▶ **DIRECTION**
Output every entry exactly as written, but omit the pictures.

--

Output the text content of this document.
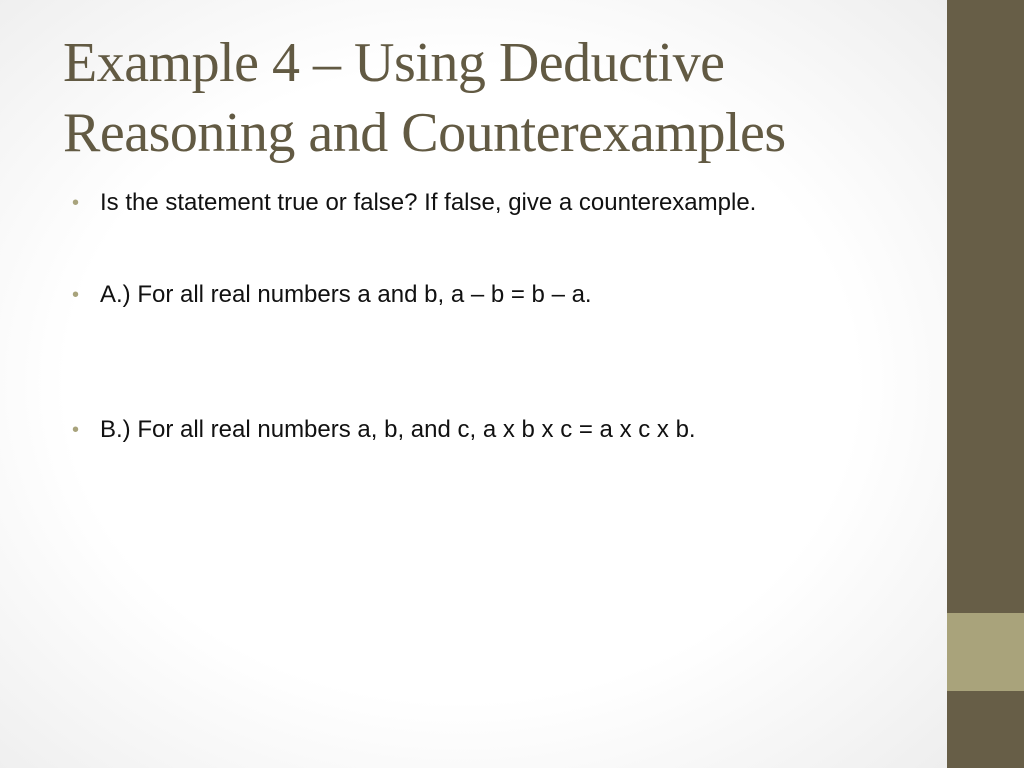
Example 4 – Using Deductive
Reasoning and Counterexamples
• Is the statement true or false? If false, give a counterexample.
• A.) For all real numbers a and b, a – b = b – a.
• B.) For all real numbers a, b, and c, a x b x c = a x c x b.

--

▶ **EXERCISE OUTPUT**
Output the text content of this document.
Example 4 – Using Deductive
Reasoning and Counterexamples
• Is the statement true or false? If false, give a counterexample.
• A.) For all real numbers a and b, a – b = b – a.
• B.) For all real numbers a, b, and c, a x b x c = a x c x b.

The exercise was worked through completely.